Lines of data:
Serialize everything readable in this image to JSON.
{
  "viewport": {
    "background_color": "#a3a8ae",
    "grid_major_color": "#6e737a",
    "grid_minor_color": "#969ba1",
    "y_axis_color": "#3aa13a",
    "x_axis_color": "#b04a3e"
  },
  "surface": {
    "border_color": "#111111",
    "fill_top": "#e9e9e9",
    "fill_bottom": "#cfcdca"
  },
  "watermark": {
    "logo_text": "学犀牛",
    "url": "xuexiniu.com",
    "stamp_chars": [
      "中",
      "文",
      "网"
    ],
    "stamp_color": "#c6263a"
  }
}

- [Task statement]
From the records above, extract every line exactly as it stands.

- [Solution]
Serialize everything readable in this image to JSON.
{
  "viewport": {
    "background_color": "#a3a8ae",
    "grid_major_color": "#6e737a",
    "grid_minor_color": "#969ba1",
    "y_axis_color": "#3aa13a",
    "x_axis_color": "#b04a3e"
  },
  "surface": {
    "border_color": "#111111",
    "fill_top": "#e9e9e9",
    "fill_bottom": "#cfcdca"
  },
  "watermark": {
    "logo_text": "学犀牛",
    "url": "xuexiniu.com",
    "stamp_chars": [
      "中",
      "文",
      "网"
    ],
    "stamp_color": "#c6263a"
  }
}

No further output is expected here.